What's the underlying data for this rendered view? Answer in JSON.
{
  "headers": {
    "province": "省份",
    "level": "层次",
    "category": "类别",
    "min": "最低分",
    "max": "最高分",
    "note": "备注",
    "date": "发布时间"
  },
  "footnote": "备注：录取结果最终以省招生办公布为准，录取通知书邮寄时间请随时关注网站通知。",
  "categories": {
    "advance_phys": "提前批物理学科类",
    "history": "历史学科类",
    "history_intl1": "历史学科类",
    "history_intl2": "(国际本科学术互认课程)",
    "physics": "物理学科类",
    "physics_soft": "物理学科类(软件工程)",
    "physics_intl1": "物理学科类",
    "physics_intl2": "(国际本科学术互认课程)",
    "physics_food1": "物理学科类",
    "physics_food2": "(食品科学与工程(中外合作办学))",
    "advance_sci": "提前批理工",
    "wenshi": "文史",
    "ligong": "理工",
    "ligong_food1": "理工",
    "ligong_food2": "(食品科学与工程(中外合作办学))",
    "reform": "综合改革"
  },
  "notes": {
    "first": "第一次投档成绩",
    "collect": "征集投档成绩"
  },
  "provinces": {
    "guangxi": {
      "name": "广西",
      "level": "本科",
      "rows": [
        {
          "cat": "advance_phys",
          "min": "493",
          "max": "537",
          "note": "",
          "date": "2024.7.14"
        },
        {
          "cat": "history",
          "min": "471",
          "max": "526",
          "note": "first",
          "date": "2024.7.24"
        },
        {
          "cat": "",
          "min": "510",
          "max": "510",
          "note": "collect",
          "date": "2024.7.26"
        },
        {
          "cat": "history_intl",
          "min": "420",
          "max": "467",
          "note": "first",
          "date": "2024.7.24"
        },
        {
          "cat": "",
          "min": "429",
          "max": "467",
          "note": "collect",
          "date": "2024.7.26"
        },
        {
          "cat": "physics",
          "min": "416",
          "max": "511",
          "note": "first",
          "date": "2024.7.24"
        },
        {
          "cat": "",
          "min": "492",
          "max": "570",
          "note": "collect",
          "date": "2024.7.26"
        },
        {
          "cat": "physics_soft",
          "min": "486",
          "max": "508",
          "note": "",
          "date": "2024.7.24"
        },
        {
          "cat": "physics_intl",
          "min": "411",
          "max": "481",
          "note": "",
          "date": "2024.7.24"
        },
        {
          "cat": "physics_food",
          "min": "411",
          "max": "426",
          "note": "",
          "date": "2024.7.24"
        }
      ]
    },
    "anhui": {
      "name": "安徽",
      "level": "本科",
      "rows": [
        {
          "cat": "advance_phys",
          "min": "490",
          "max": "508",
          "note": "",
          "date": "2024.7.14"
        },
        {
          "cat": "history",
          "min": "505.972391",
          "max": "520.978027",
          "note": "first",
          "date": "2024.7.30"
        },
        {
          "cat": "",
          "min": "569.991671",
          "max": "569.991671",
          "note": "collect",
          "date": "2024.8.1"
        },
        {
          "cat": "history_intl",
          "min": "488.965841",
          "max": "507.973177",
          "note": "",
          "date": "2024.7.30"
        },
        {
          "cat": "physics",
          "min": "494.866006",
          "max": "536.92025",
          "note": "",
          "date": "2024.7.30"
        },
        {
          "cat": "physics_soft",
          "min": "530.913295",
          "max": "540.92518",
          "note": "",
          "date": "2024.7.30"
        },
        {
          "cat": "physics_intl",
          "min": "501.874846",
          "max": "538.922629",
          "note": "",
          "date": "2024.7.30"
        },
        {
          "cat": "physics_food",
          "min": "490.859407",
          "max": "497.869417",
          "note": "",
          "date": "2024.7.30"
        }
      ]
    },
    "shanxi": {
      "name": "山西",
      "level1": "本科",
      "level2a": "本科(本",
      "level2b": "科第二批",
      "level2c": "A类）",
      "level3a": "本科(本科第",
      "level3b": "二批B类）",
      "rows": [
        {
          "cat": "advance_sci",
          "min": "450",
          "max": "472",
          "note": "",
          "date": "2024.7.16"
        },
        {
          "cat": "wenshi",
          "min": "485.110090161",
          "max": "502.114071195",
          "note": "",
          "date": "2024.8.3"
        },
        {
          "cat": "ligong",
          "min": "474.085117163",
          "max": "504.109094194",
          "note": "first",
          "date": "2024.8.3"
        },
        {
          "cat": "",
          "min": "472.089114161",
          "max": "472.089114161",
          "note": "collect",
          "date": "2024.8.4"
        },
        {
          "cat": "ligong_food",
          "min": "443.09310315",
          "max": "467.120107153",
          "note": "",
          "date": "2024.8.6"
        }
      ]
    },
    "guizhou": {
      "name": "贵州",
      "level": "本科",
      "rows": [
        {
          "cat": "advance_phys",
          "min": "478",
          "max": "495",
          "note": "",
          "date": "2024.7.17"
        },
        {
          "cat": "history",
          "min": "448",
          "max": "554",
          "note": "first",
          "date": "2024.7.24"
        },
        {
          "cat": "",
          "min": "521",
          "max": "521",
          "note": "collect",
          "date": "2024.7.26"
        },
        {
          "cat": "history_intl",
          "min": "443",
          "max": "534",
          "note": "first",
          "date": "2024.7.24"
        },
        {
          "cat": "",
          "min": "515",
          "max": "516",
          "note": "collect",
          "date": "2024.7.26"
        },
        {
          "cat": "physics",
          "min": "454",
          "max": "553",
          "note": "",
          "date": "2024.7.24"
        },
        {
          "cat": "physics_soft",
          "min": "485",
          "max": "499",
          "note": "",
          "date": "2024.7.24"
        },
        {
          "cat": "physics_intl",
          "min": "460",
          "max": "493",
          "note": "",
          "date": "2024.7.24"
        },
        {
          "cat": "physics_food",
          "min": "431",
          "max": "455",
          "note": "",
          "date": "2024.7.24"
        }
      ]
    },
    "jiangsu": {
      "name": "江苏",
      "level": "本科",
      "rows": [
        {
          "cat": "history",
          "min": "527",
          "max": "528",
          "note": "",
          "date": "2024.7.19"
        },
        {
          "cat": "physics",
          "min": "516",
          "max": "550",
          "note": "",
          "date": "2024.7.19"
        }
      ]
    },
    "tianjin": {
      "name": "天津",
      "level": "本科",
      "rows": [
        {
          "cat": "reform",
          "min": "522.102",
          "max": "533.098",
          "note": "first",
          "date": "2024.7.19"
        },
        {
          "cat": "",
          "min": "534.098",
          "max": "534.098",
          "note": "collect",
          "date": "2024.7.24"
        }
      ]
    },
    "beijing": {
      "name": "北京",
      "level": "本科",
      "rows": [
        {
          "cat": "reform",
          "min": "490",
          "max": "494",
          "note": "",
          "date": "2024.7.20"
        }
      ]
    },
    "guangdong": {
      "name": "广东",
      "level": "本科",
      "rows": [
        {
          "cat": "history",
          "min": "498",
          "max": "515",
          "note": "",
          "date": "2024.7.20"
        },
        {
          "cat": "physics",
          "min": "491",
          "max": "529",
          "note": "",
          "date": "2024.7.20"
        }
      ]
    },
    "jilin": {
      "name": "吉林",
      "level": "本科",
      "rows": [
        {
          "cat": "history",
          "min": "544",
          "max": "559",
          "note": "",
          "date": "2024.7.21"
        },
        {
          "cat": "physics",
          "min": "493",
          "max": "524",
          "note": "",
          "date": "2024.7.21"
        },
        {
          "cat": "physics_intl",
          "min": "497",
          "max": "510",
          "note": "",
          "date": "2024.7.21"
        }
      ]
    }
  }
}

★ ★ ★ ★ ★ ★ ★

- **Exercise task**
Scan the material above for the string "中外合作办学" and report each line where you find it.

- **Answer in full**
    "physics_food2": "(食品科学与工程(中外合作办学))",
    "ligong_food2": "(食品科学与工程(中外合作办学))",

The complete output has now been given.